→ **Supplied data**

* * * * * * * * *

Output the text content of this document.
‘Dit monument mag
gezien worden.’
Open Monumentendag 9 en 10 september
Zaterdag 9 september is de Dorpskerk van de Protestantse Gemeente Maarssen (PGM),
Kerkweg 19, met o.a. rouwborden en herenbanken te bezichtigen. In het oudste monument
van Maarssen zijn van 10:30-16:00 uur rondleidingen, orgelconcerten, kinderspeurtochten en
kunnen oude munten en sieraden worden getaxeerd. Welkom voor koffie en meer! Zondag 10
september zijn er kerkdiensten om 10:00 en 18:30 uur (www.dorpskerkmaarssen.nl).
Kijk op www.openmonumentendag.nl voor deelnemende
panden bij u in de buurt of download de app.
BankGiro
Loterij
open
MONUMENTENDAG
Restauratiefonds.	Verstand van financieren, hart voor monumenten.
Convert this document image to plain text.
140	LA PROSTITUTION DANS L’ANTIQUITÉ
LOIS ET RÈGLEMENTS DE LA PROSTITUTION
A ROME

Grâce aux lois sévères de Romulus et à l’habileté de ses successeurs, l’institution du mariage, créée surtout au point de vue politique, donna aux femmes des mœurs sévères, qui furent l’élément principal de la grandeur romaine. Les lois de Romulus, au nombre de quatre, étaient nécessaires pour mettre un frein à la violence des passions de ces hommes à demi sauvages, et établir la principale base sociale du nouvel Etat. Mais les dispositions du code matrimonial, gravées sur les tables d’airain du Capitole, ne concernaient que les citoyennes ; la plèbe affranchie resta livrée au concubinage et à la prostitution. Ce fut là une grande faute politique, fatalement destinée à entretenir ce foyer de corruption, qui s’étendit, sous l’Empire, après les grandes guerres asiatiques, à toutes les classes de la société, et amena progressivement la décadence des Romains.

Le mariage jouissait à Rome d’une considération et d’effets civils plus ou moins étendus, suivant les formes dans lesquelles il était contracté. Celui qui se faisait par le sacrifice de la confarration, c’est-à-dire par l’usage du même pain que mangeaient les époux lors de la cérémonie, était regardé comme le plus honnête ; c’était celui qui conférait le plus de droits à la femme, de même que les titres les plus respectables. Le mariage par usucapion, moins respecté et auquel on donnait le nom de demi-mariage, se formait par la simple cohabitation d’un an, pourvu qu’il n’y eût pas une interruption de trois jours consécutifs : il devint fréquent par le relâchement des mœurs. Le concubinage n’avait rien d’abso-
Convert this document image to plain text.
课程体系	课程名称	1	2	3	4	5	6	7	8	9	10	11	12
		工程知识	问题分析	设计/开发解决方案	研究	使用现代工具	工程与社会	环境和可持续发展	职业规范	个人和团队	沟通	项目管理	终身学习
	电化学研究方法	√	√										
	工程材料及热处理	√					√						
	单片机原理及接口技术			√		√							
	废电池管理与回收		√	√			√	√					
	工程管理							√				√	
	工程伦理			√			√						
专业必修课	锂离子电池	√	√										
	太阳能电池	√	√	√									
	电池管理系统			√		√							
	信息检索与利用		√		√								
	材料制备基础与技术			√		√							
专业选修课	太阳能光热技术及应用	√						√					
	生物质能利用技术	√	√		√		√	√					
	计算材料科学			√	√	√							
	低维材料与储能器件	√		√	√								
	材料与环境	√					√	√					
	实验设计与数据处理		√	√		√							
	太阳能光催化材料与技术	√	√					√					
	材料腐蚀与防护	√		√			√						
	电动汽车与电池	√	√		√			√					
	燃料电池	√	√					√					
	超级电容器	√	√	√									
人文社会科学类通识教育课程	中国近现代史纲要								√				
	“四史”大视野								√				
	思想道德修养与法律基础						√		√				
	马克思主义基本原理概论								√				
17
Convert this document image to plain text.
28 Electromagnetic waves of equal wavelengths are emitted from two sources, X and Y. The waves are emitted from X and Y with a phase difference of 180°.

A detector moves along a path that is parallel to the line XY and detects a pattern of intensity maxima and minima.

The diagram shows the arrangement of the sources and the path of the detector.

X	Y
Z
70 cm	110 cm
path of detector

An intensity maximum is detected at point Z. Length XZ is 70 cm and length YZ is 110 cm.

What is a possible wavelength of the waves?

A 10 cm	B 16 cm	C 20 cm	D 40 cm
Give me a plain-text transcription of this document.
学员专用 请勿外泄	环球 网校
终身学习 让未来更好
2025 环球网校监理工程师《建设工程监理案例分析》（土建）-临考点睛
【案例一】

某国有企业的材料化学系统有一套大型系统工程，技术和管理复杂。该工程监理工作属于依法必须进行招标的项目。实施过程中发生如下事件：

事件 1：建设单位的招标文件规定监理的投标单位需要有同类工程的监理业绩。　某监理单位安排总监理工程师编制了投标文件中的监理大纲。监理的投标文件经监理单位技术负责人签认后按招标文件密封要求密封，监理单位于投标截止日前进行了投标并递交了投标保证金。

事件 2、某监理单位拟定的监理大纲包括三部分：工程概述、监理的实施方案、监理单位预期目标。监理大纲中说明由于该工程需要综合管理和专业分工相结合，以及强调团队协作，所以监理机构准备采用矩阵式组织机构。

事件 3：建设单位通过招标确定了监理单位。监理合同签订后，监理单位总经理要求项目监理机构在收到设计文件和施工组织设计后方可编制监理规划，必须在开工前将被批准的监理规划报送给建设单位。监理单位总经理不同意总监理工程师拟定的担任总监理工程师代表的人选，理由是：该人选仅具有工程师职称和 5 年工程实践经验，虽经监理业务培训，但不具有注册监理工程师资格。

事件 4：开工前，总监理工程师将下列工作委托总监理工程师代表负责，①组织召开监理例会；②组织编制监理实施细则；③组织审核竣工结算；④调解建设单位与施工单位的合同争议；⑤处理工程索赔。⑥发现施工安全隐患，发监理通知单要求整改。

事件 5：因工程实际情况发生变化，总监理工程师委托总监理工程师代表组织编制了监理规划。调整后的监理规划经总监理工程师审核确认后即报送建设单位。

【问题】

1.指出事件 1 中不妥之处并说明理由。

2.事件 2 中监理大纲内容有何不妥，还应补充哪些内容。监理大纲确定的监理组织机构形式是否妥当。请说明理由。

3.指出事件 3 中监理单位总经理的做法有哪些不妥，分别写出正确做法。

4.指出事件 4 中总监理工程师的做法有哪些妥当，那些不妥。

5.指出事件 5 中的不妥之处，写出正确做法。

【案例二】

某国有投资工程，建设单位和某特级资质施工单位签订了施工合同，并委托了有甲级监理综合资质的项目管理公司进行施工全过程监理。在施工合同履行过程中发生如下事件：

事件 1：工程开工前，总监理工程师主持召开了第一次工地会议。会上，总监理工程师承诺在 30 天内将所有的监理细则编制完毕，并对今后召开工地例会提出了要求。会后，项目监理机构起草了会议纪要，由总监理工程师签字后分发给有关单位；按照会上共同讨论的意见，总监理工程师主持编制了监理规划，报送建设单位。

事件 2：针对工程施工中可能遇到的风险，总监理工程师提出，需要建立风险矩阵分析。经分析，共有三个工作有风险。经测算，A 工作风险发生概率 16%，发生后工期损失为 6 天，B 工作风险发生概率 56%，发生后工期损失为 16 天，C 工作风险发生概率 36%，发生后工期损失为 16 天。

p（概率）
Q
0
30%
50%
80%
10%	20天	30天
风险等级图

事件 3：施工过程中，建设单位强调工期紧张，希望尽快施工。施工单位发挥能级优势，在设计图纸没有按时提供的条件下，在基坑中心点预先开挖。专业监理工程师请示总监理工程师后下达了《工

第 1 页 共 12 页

* * * * * * * * *

→ **Instructions for the task**
Give only the number of lines in the records that contain the string "worden".

→ **Expected output**
2